### STATED PROBLEM
Copy out the entries below in full and exactly.

(Saved entries)
——

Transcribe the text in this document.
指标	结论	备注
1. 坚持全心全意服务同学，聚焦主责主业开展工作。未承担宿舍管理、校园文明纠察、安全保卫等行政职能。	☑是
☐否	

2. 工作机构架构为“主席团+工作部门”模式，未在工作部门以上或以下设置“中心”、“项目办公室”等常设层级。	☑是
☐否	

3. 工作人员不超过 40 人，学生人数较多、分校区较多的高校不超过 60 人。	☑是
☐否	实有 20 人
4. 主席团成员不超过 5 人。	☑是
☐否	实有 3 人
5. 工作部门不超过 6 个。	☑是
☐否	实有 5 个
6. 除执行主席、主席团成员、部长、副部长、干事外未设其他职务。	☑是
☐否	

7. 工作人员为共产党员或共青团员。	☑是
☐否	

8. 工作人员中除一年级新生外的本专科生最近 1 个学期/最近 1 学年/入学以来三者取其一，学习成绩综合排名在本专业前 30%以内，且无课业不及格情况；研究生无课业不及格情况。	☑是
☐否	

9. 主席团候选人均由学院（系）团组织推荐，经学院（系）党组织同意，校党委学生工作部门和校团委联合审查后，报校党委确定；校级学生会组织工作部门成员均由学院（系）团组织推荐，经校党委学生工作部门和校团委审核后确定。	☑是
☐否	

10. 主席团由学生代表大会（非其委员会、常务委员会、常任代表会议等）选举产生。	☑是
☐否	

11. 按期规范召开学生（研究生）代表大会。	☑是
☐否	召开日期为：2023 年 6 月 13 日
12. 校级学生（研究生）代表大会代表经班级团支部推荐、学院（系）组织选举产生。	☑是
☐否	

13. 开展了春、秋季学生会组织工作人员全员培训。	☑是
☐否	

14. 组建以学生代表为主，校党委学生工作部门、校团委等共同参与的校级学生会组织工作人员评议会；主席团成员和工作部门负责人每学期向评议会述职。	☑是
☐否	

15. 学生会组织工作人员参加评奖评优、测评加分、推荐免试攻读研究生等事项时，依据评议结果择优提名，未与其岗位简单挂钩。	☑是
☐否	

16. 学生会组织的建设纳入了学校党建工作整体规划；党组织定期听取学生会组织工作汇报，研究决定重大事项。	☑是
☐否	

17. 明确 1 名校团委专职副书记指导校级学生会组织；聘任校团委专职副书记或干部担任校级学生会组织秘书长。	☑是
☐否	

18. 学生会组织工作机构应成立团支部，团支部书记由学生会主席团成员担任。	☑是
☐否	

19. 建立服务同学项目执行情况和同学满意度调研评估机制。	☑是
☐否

——

### WRITTEN SOLUTION
Transcribe the text in this document.
指标	结论	备注
1. 坚持全心全意服务同学，聚焦主责主业开展工作。未承担宿舍管理、校园文明纠察、安全保卫等行政职能。	☑是
☐否	

2. 工作机构架构为“主席团+工作部门”模式，未在工作部门以上或以下设置“中心”、“项目办公室”等常设层级。	☑是
☐否	

3. 工作人员不超过 40 人，学生人数较多、分校区较多的高校不超过 60 人。	☑是
☐否	实有 20 人
4. 主席团成员不超过 5 人。	☑是
☐否	实有 3 人
5. 工作部门不超过 6 个。	☑是
☐否	实有 5 个
6. 除执行主席、主席团成员、部长、副部长、干事外未设其他职务。	☑是
☐否	

7. 工作人员为共产党员或共青团员。	☑是
☐否	

8. 工作人员中除一年级新生外的本专科生最近 1 个学期/最近 1 学年/入学以来三者取其一，学习成绩综合排名在本专业前 30%以内，且无课业不及格情况；研究生无课业不及格情况。	☑是
☐否	

9. 主席团候选人均由学院（系）团组织推荐，经学院（系）党组织同意，校党委学生工作部门和校团委联合审查后，报校党委确定；校级学生会组织工作部门成员均由学院（系）团组织推荐，经校党委学生工作部门和校团委审核后确定。	☑是
☐否	

10. 主席团由学生代表大会（非其委员会、常务委员会、常任代表会议等）选举产生。	☑是
☐否	

11. 按期规范召开学生（研究生）代表大会。	☑是
☐否	召开日期为：2023 年 6 月 13 日
12. 校级学生（研究生）代表大会代表经班级团支部推荐、学院（系）组织选举产生。	☑是
☐否	

13. 开展了春、秋季学生会组织工作人员全员培训。	☑是
☐否	

14. 组建以学生代表为主，校党委学生工作部门、校团委等共同参与的校级学生会组织工作人员评议会；主席团成员和工作部门负责人每学期向评议会述职。	☑是
☐否	

15. 学生会组织工作人员参加评奖评优、测评加分、推荐免试攻读研究生等事项时，依据评议结果择优提名，未与其岗位简单挂钩。	☑是
☐否	

16. 学生会组织的建设纳入了学校党建工作整体规划；党组织定期听取学生会组织工作汇报，研究决定重大事项。	☑是
☐否	

17. 明确 1 名校团委专职副书记指导校级学生会组织；聘任校团委专职副书记或干部担任校级学生会组织秘书长。	☑是
☐否	

18. 学生会组织工作机构应成立团支部，团支部书记由学生会主席团成员担任。	☑是
☐否	

19. 建立服务同学项目执行情况和同学满意度调研评估机制。	☑是
☐否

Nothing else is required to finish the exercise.